Copy out the records from their first line through the line containing "property-value[interactable]: 3 Columns", including both, with "Element Spacing" changed to "Item Spacing" and the rest unchanged.
— START OF SUPPLIED RECORDS —
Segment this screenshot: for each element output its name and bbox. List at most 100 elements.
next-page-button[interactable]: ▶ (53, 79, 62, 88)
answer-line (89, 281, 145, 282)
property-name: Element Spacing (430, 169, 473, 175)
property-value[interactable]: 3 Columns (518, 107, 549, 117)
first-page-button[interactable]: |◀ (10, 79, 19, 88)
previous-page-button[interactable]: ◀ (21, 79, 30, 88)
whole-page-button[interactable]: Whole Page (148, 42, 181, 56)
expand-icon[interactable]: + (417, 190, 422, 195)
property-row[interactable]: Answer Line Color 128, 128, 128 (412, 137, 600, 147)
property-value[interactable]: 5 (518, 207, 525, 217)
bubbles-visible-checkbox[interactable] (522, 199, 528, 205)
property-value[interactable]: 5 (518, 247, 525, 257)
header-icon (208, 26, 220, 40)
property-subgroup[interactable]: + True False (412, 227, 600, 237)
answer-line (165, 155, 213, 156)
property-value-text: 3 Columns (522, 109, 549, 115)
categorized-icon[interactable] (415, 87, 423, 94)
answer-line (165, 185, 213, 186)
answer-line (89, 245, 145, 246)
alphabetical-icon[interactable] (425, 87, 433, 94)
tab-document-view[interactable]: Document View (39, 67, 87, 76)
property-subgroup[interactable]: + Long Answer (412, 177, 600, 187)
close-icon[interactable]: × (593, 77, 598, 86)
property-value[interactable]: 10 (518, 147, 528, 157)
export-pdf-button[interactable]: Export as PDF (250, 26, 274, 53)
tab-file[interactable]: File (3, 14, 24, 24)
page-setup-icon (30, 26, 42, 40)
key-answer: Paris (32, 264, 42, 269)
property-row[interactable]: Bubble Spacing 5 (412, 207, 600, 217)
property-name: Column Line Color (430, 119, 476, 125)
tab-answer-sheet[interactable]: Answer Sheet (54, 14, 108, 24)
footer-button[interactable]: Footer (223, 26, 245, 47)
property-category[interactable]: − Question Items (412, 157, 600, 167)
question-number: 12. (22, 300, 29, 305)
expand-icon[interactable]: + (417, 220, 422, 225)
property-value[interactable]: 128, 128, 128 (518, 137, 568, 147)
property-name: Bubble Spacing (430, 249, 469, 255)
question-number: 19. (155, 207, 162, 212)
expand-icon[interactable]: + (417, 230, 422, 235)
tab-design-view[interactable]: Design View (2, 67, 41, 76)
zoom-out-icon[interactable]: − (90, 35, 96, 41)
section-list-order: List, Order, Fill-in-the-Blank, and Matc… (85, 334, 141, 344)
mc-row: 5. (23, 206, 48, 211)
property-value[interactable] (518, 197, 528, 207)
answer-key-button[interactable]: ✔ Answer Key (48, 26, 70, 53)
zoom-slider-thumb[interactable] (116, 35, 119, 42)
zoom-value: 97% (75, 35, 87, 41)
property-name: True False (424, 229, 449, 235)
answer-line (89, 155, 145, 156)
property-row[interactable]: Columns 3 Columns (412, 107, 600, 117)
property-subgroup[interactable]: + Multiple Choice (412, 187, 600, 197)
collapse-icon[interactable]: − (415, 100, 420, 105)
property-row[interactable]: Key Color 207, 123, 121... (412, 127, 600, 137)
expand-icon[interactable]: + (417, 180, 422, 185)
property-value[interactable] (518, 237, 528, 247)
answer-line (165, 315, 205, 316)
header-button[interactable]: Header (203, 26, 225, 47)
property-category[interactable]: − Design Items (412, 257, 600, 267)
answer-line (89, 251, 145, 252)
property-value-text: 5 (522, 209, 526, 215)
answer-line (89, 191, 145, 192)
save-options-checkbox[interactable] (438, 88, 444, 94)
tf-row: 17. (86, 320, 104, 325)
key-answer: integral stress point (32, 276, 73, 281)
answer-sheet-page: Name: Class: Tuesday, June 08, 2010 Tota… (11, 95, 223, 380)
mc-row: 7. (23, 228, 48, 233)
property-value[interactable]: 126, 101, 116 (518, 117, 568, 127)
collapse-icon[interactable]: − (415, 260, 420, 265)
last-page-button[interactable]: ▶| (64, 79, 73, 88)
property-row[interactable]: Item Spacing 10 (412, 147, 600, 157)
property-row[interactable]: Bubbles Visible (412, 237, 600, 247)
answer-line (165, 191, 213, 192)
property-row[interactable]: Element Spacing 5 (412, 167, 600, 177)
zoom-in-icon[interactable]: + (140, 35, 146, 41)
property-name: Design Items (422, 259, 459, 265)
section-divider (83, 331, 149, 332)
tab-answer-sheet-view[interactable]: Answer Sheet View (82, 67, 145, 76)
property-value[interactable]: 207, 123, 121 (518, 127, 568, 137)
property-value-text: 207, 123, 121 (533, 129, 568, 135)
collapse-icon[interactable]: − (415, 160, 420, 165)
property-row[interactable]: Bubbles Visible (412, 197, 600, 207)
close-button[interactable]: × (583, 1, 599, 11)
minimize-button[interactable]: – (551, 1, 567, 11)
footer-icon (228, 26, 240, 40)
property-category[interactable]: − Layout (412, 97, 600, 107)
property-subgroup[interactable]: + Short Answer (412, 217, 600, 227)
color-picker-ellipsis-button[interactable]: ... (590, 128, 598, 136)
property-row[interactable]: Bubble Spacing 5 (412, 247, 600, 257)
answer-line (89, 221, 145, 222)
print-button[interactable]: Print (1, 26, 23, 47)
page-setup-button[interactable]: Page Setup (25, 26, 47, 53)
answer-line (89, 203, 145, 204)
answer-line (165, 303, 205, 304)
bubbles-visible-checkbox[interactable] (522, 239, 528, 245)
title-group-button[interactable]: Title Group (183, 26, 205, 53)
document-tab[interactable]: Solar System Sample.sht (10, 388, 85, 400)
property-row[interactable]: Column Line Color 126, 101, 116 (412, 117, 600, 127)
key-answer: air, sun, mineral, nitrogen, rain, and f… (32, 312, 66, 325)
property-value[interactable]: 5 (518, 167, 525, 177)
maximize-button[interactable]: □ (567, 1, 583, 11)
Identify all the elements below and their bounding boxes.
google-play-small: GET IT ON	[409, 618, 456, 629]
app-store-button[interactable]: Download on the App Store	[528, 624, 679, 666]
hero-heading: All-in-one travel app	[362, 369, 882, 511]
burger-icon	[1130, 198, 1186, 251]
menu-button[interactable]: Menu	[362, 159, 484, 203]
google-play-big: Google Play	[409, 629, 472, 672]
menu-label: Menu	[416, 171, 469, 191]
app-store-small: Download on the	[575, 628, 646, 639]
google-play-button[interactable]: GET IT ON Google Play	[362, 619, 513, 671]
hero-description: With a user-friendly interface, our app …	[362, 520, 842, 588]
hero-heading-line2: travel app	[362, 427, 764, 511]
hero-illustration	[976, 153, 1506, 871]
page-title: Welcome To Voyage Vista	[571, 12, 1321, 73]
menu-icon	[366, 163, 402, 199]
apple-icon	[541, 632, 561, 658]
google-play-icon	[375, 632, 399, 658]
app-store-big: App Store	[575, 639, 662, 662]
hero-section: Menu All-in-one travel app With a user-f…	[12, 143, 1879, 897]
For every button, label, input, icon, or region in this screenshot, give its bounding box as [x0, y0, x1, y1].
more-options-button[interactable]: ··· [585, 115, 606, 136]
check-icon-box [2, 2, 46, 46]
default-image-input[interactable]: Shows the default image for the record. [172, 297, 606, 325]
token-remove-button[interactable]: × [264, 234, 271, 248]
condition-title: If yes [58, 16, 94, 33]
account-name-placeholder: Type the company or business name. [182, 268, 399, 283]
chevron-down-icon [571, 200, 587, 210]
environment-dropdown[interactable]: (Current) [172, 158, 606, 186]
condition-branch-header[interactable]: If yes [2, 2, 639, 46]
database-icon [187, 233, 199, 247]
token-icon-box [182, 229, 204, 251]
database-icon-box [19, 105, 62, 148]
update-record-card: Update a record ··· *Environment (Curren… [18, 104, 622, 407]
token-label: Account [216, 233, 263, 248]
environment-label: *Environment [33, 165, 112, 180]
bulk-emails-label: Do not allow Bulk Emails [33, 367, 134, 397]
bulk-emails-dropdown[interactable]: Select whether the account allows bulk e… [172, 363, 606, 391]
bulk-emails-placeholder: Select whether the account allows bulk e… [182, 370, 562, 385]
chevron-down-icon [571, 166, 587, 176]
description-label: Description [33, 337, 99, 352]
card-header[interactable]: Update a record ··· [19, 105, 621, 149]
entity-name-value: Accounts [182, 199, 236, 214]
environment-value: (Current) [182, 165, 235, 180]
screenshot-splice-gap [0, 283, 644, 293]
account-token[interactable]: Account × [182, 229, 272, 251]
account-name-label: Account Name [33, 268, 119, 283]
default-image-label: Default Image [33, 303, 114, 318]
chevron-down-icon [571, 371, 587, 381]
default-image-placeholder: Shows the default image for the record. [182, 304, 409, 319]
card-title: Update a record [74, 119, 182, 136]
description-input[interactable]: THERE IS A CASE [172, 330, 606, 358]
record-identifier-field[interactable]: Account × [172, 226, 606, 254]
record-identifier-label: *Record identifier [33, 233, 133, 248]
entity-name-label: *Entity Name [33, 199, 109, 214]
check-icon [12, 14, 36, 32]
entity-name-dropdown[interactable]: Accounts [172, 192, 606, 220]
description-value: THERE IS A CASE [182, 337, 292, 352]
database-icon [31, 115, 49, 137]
— END OF SUPPLIED RECORDS —
**SOLUTION**
Segment this screenshot: for each element output its name and bbox. List at most 100 elements.
next-page-button[interactable]: ▶ (53, 79, 62, 88)
answer-line (89, 281, 145, 282)
property-name: Item Spacing (430, 169, 473, 175)
property-value[interactable]: 3 Columns (518, 107, 549, 117)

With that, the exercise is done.